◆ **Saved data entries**
════════════════════
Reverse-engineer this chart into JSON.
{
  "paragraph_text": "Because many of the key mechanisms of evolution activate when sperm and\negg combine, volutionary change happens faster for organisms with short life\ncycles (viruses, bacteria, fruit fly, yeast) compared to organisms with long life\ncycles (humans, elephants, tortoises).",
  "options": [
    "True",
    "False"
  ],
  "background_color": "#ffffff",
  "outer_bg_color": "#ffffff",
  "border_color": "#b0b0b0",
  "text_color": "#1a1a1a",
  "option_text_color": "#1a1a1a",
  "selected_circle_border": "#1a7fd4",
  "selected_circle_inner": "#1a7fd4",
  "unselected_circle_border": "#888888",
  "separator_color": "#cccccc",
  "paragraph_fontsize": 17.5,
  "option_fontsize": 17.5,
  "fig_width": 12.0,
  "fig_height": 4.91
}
════════════════════
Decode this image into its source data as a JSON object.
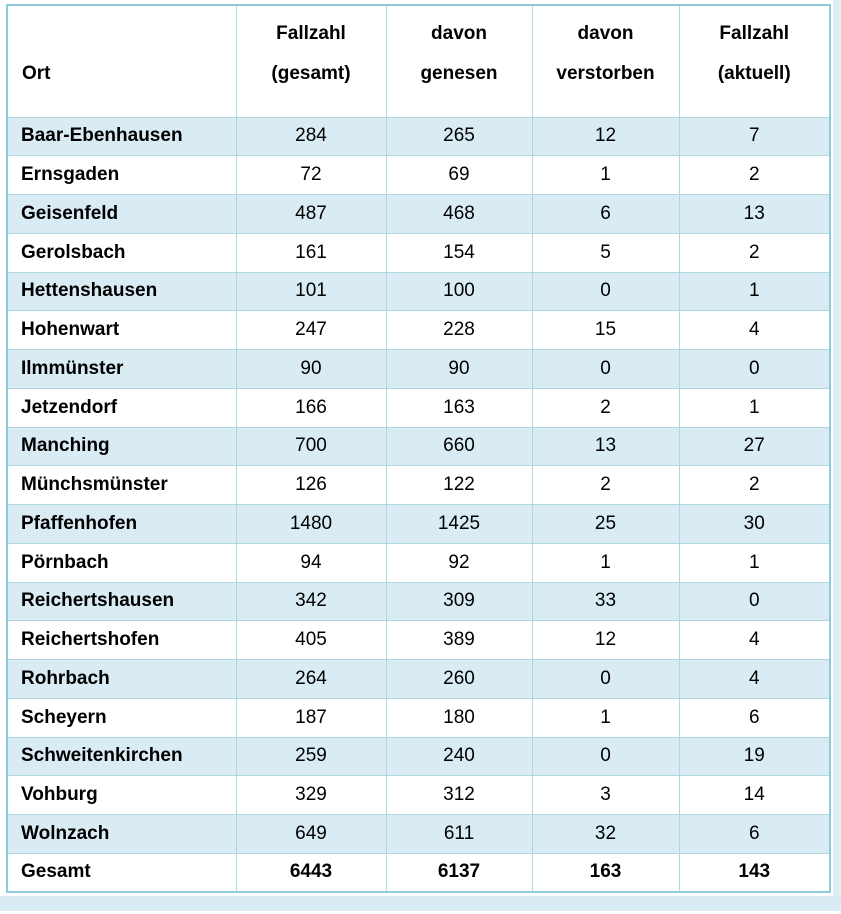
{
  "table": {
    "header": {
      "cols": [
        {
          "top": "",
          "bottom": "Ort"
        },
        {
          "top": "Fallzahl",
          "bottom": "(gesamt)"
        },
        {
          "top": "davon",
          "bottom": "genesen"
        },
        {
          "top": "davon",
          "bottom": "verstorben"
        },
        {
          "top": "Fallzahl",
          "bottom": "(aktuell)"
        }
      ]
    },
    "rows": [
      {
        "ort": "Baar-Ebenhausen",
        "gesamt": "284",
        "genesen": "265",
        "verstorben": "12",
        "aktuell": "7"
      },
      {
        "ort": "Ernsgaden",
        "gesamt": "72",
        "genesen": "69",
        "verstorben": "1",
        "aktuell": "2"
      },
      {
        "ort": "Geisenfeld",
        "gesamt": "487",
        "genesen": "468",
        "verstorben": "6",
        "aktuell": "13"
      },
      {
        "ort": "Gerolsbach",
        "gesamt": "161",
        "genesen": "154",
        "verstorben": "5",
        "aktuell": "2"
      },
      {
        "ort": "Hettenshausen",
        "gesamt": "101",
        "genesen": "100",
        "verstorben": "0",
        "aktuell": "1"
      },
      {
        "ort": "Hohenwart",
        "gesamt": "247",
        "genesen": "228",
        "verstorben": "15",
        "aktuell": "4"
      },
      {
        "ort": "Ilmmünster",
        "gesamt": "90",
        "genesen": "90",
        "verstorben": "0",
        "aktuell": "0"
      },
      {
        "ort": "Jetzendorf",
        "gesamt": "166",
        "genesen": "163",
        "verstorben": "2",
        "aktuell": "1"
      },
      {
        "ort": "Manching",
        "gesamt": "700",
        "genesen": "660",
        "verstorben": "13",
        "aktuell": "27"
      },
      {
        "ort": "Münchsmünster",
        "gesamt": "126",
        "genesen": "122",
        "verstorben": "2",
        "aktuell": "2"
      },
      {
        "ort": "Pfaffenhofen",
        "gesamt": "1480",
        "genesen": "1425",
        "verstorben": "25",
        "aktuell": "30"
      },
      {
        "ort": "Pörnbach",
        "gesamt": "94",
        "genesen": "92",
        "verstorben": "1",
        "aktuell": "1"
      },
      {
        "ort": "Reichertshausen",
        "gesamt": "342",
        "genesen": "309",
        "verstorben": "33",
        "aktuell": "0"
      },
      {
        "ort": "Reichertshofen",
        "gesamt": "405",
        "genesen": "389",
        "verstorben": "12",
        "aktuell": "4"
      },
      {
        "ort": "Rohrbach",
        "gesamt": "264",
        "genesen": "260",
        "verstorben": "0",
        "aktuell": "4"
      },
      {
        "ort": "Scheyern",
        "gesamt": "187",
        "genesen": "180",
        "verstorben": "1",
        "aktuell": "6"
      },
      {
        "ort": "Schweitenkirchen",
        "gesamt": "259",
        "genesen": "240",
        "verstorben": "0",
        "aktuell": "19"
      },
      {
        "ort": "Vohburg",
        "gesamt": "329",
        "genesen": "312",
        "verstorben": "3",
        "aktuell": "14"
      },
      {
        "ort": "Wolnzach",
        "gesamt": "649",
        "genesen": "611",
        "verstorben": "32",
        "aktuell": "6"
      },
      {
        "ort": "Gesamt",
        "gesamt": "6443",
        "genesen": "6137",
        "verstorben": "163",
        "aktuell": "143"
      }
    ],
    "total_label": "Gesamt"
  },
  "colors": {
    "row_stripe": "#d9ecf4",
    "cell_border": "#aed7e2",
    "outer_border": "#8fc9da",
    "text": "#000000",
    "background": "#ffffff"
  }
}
════════════════════
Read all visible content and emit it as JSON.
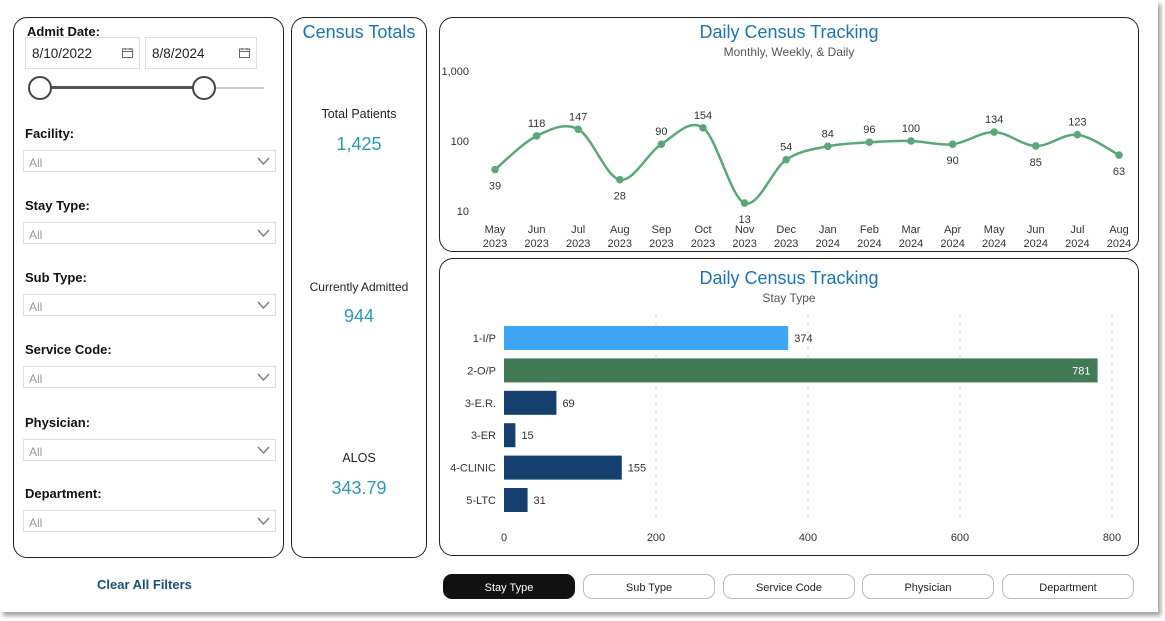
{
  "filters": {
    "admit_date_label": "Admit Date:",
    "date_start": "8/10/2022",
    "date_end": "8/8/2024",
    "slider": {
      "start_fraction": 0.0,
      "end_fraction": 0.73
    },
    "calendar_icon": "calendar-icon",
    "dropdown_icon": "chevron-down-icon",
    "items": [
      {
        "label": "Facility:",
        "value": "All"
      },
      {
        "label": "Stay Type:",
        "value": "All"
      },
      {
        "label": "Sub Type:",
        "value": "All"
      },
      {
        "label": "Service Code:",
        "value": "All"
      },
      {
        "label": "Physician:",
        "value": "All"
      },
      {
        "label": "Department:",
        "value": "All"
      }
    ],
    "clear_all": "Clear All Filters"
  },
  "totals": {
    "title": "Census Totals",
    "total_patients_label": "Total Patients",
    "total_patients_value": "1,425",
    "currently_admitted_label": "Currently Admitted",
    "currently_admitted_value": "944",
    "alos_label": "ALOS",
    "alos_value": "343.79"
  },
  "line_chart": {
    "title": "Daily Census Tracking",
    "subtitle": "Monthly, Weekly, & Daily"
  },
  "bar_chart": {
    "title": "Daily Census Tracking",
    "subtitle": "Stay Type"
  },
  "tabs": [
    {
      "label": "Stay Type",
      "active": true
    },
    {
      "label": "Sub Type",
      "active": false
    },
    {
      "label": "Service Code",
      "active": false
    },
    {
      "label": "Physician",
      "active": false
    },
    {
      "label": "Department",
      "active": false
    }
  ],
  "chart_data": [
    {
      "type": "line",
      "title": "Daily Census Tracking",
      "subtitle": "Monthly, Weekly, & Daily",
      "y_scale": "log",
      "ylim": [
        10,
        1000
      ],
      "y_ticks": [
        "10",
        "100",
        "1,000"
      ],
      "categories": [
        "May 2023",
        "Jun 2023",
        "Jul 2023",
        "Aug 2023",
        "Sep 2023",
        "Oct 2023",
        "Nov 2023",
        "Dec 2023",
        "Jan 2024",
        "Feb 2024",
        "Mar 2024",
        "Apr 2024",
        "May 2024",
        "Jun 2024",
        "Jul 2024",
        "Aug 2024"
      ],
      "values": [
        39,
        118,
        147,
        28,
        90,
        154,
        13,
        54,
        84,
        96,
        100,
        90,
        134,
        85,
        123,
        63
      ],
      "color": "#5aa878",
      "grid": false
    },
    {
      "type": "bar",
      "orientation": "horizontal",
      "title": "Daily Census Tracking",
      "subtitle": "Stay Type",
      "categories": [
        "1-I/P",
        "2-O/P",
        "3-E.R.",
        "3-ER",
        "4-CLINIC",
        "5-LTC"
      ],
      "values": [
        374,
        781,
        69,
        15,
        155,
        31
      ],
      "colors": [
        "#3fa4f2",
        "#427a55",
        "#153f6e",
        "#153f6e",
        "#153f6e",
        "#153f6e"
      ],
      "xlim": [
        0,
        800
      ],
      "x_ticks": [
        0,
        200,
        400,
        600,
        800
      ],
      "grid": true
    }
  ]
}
════════════════════
◆ **Work instructions**
Show all of the lines above in which "icon" is present.

◆ **Task solution**
    "calendar_icon": "calendar-icon",
    "dropdown_icon": "chevron-down-icon",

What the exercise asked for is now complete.